Goal: Your task is to write out the complete listing exactly as it is shown.

Start of Data provided

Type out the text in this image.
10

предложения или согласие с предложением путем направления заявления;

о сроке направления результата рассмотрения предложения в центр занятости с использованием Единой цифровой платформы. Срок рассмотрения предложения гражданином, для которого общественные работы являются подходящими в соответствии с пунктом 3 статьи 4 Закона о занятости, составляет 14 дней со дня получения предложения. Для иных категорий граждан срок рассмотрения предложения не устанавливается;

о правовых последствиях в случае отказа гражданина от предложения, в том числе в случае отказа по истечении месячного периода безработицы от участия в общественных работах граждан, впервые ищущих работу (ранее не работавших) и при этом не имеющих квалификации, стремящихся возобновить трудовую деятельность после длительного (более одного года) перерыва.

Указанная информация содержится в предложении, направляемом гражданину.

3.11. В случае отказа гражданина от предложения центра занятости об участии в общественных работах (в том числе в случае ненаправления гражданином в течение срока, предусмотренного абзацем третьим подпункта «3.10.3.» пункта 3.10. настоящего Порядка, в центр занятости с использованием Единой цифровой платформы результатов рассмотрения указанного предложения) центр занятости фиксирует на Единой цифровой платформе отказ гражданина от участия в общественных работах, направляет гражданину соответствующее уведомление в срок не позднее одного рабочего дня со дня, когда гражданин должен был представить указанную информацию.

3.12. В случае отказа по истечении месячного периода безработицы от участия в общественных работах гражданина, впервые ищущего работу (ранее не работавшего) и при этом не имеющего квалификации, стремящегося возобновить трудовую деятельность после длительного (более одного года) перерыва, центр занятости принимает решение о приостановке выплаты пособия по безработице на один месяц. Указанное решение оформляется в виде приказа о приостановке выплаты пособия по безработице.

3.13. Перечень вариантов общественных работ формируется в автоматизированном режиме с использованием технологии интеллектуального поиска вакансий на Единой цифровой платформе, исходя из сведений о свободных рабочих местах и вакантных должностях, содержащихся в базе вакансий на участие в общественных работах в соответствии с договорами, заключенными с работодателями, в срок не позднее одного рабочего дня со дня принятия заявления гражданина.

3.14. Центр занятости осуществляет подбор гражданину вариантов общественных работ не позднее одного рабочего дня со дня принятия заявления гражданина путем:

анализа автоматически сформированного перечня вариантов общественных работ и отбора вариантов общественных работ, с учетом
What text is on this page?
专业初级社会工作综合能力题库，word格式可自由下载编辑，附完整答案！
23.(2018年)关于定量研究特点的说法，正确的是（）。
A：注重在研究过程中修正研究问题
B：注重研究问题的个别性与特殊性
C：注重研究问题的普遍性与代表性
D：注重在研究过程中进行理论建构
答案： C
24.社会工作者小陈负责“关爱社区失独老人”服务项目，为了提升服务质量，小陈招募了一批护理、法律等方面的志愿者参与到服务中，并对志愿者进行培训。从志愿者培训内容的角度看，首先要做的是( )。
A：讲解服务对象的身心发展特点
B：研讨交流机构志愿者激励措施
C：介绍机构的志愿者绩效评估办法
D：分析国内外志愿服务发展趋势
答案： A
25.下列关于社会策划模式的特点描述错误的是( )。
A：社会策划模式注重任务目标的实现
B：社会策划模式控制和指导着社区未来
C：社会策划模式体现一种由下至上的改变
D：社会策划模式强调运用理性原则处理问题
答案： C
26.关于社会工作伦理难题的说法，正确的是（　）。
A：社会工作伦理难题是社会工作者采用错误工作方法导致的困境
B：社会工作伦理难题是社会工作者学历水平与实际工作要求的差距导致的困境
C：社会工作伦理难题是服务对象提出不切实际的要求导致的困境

End of Data provided

Output for this exercise:
Type out the text in this image.
10

предложения или согласие с предложением путем направления заявления;

о сроке направления результата рассмотрения предложения в центр занятости с использованием Единой цифровой платформы. Срок рассмотрения предложения гражданином, для которого общественные работы являются подходящими в соответствии с пунктом 3 статьи 4 Закона о занятости, составляет 14 дней со дня получения предложения. Для иных категорий граждан срок рассмотрения предложения не устанавливается;

о правовых последствиях в случае отказа гражданина от предложения, в том числе в случае отказа по истечении месячного периода безработицы от участия в общественных работах граждан, впервые ищущих работу (ранее не работавших) и при этом не имеющих квалификации, стремящихся возобновить трудовую деятельность после длительного (более одного года) перерыва.

Указанная информация содержится в предложении, направляемом гражданину.

3.11. В случае отказа гражданина от предложения центра занятости об участии в общественных работах (в том числе в случае ненаправления гражданином в течение срока, предусмотренного абзацем третьим подпункта «3.10.3.» пункта 3.10. настоящего Порядка, в центр занятости с использованием Единой цифровой платформы результатов рассмотрения указанного предложения) центр занятости фиксирует на Единой цифровой платформе отказ гражданина от участия в общественных работах, направляет гражданину соответствующее уведомление в срок не позднее одного рабочего дня со дня, когда гражданин должен был представить указанную информацию.

3.12. В случае отказа по истечении месячного периода безработицы от участия в общественных работах гражданина, впервые ищущего работу (ранее не работавшего) и при этом не имеющего квалификации, стремящегося возобновить трудовую деятельность после длительного (более одного года) перерыва, центр занятости принимает решение о приостановке выплаты пособия по безработице на один месяц. Указанное решение оформляется в виде приказа о приостановке выплаты пособия по безработице.

3.13. Перечень вариантов общественных работ формируется в автоматизированном режиме с использованием технологии интеллектуального поиска вакансий на Единой цифровой платформе, исходя из сведений о свободных рабочих местах и вакантных должностях, содержащихся в базе вакансий на участие в общественных работах в соответствии с договорами, заключенными с работодателями, в срок не позднее одного рабочего дня со дня принятия заявления гражданина.

3.14. Центр занятости осуществляет подбор гражданину вариантов общественных работ не позднее одного рабочего дня со дня принятия заявления гражданина путем:

анализа автоматически сформированного перечня вариантов общественных работ и отбора вариантов общественных работ, с учетом
What text is on this page?
专业初级社会工作综合能力题库，word格式可自由下载编辑，附完整答案！
23.(2018年)关于定量研究特点的说法，正确的是（）。
A：注重在研究过程中修正研究问题
B：注重研究问题的个别性与特殊性
C：注重研究问题的普遍性与代表性
D：注重在研究过程中进行理论建构
答案： C
24.社会工作者小陈负责“关爱社区失独老人”服务项目，为了提升服务质量，小陈招募了一批护理、法律等方面的志愿者参与到服务中，并对志愿者进行培训。从志愿者培训内容的角度看，首先要做的是( )。
A：讲解服务对象的身心发展特点
B：研讨交流机构志愿者激励措施
C：介绍机构的志愿者绩效评估办法
D：分析国内外志愿服务发展趋势
答案： A
25.下列关于社会策划模式的特点描述错误的是( )。
A：社会策划模式注重任务目标的实现
B：社会策划模式控制和指导着社区未来
C：社会策划模式体现一种由下至上的改变
D：社会策划模式强调运用理性原则处理问题
答案： C
26.关于社会工作伦理难题的说法，正确的是（　）。
A：社会工作伦理难题是社会工作者采用错误工作方法导致的困境
B：社会工作伦理难题是社会工作者学历水平与实际工作要求的差距导致的困境
C：社会工作伦理难题是服务对象提出不切实际的要求导致的困境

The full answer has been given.